* Short exercise: Quote each line of the material verbatim, without the pictures.

[Figure record extracts]
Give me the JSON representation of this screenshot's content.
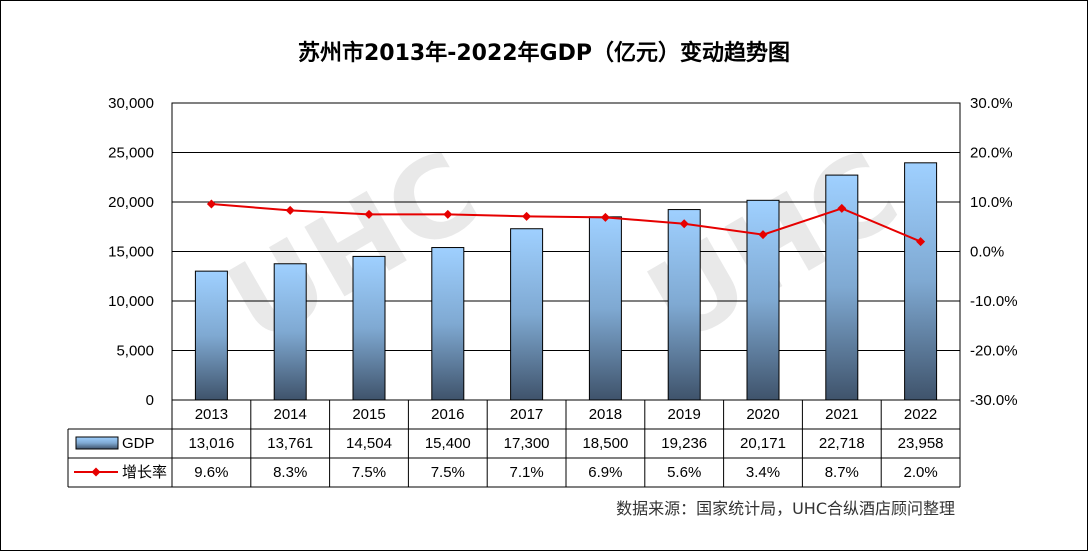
{
  "chart_data": {
    "type": "bar",
    "title": "苏州市2013年-2022年GDP（亿元）变动趋势图",
    "categories": [
      "2013",
      "2014",
      "2015",
      "2016",
      "2017",
      "2018",
      "2019",
      "2020",
      "2021",
      "2022"
    ],
    "series": [
      {
        "name": "GDP",
        "type": "bar",
        "axis": "left",
        "values": [
          13016,
          13761,
          14504,
          15400,
          17300,
          18500,
          19236,
          20171,
          22718,
          23958
        ],
        "labels": [
          "13,016",
          "13,761",
          "14,504",
          "15,400",
          "17,300",
          "18,500",
          "19,236",
          "20,171",
          "22,718",
          "23,958"
        ]
      },
      {
        "name": "增长率",
        "type": "line",
        "axis": "right",
        "values": [
          9.6,
          8.3,
          7.5,
          7.5,
          7.1,
          6.9,
          5.6,
          3.4,
          8.7,
          2.0
        ],
        "labels": [
          "9.6%",
          "8.3%",
          "7.5%",
          "7.5%",
          "7.1%",
          "6.9%",
          "5.6%",
          "3.4%",
          "8.7%",
          "2.0%"
        ]
      }
    ],
    "ylim_left": [
      0,
      30000
    ],
    "ylim_right": [
      -30,
      30
    ],
    "yticks_left": [
      "30,000",
      "25,000",
      "20,000",
      "15,000",
      "10,000",
      "5,000",
      "0"
    ],
    "yticks_right": [
      "30.0%",
      "20.0%",
      "10.0%",
      "0.0%",
      "-10.0%",
      "-20.0%",
      "-30.0%"
    ],
    "grid": true,
    "legend": "data-table"
  },
  "source_note": "数据来源：国家统计局，UHC合纵酒店顾问整理",
  "colors": {
    "bar_top": "#9fd0ff",
    "bar_bottom": "#3f536b",
    "line": "#e60000"
  }
}
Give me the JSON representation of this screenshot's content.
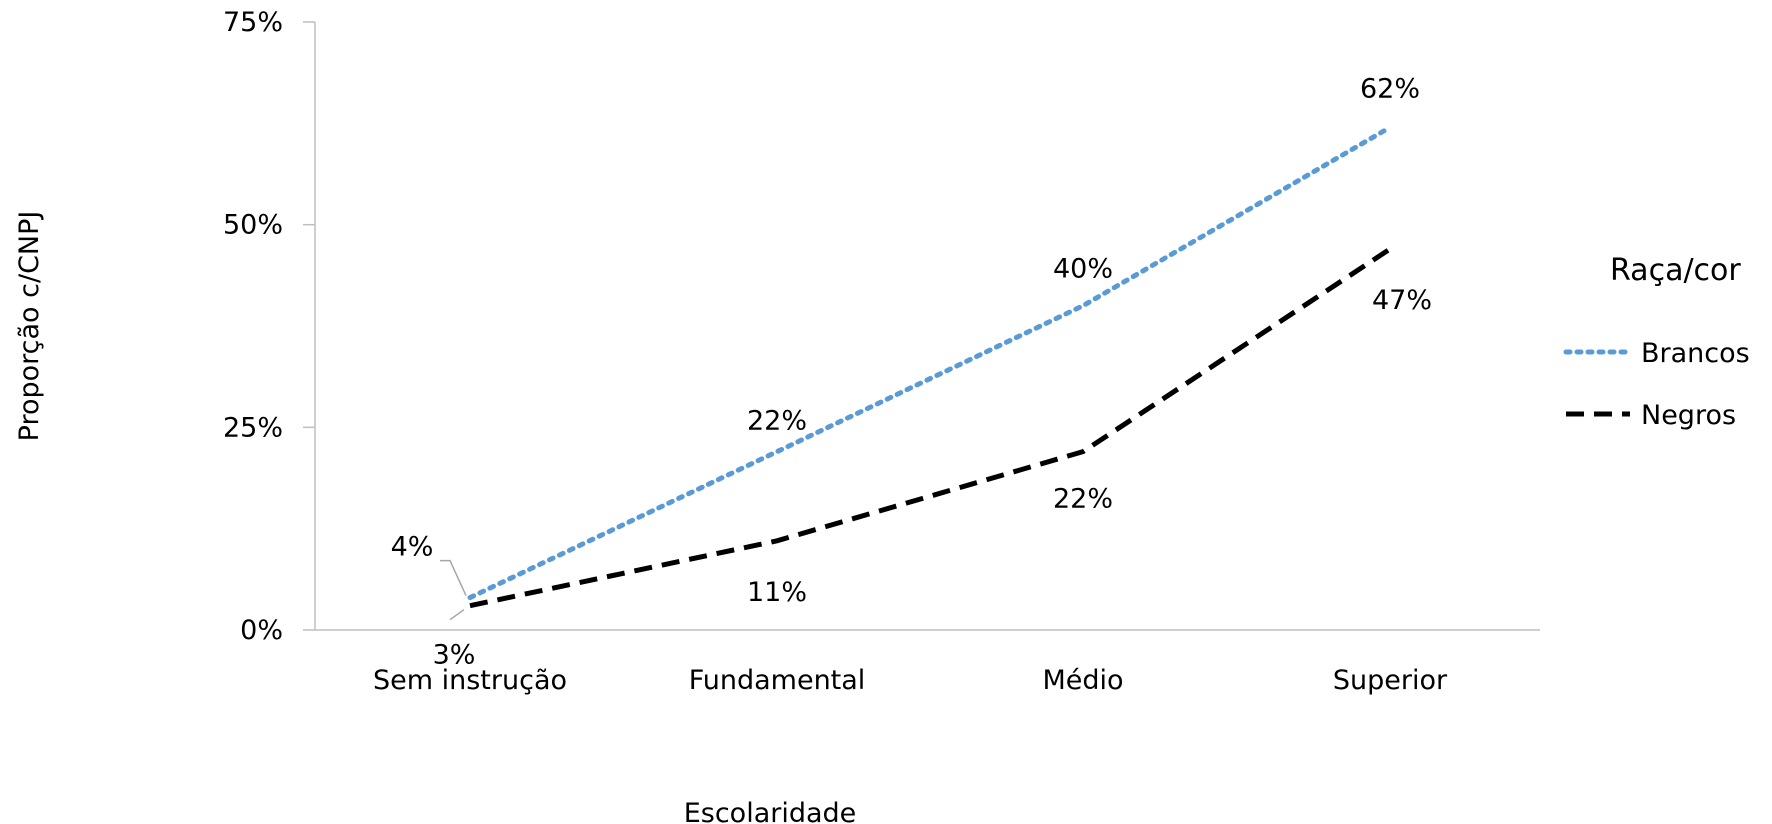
{
  "chart_data": {
    "type": "line",
    "title": "",
    "xlabel": "Escolaridade",
    "ylabel": "Proporção c/CNPJ",
    "categories": [
      "Sem instrução",
      "Fundamental",
      "Médio",
      "Superior"
    ],
    "ylim": [
      0,
      0.75
    ],
    "yticks": [
      0,
      0.25,
      0.5,
      0.75
    ],
    "ytick_labels": [
      "0%",
      "25%",
      "50%",
      "75%"
    ],
    "grid": false,
    "legend": {
      "title": "Raça/cor",
      "placement": "right"
    },
    "series": [
      {
        "name": "Brancos",
        "values": [
          0.04,
          0.22,
          0.4,
          0.62
        ],
        "labels": [
          "4%",
          "22%",
          "40%",
          "62%"
        ],
        "color": "#5B9BD5",
        "style": "dotted"
      },
      {
        "name": "Negros",
        "values": [
          0.03,
          0.11,
          0.22,
          0.47
        ],
        "labels": [
          "3%",
          "11%",
          "22%",
          "47%"
        ],
        "color": "#000000",
        "style": "dashed"
      }
    ]
  }
}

* Worked solution:
Give me the JSON representation of this screenshot's content.
{
  "chart_data": {
    "type": "bar",
    "title": "苏州市2013年-2022年GDP（亿元）变动趋势图",
    "categories": [
      "2013",
      "2014",
      "2015",
      "2016",
      "2017",
      "2018",
      "2019",
      "2020",
      "2021",
      "2022"
    ],
    "series": [
      {
        "name": "GDP",
        "type": "bar",
        "axis": "left",
        "values": [
          13016,
          13761,
          14504,
          15400,
          17300,
          18500,
          19236,
          20171,
          22718,
          23958
        ],
        "labels": [
          "13,016",
          "13,761",
          "14,504",
          "15,400",
          "17,300",
          "18,500",
          "19,236",
          "20,171",
          "22,718",
          "23,958"
        ]
      },
      {
        "name": "增长率",
        "type": "line",
        "axis": "right",
        "values": [
          9.6,
          8.3,
          7.5,
          7.5,
          7.1,
          6.9,
          5.6,
          3.4,
          8.7,
          2.0
        ],
        "labels": [
          "9.6%",
          "8.3%",
          "7.5%",
          "7.5%",
          "7.1%",
          "6.9%",
          "5.6%",
          "3.4%",
          "8.7%",
          "2.0%"
        ]
      }
    ],
    "ylim_left": [
      0,
      30000
    ],
    "ylim_right": [
      -30,
      30
    ],
    "yticks_left": [
      "30,000",
      "25,000",
      "20,000",
      "15,000",
      "10,000",
      "5,000",
      "0"
    ],
    "yticks_right": [
      "30.0%",
      "20.0%",
      "10.0%",
      "0.0%",
      "-10.0%",
      "-20.0%",
      "-30.0%"
    ],
    "grid": true,
    "legend": "data-table"
  },
  "source_note": "数据来源：国家统计局，UHC合纵酒店顾问整理",
  "colors": {
    "bar_top": "#9fd0ff",
    "bar_bottom": "#3f536b",
    "line": "#e60000"
  }
}
Give me the JSON representation of this screenshot's content.
{
  "chart_data": {
    "type": "line",
    "title": "",
    "xlabel": "Escolaridade",
    "ylabel": "Proporção c/CNPJ",
    "categories": [
      "Sem instrução",
      "Fundamental",
      "Médio",
      "Superior"
    ],
    "ylim": [
      0,
      0.75
    ],
    "yticks": [
      0,
      0.25,
      0.5,
      0.75
    ],
    "ytick_labels": [
      "0%",
      "25%",
      "50%",
      "75%"
    ],
    "grid": false,
    "legend": {
      "title": "Raça/cor",
      "placement": "right"
    },
    "series": [
      {
        "name": "Brancos",
        "values": [
          0.04,
          0.22,
          0.4,
          0.62
        ],
        "labels": [
          "4%",
          "22%",
          "40%",
          "62%"
        ],
        "color": "#5B9BD5",
        "style": "dotted"
      },
      {
        "name": "Negros",
        "values": [
          0.03,
          0.11,
          0.22,
          0.47
        ],
        "labels": [
          "3%",
          "11%",
          "22%",
          "47%"
        ],
        "color": "#000000",
        "style": "dashed"
      }
    ]
  }
}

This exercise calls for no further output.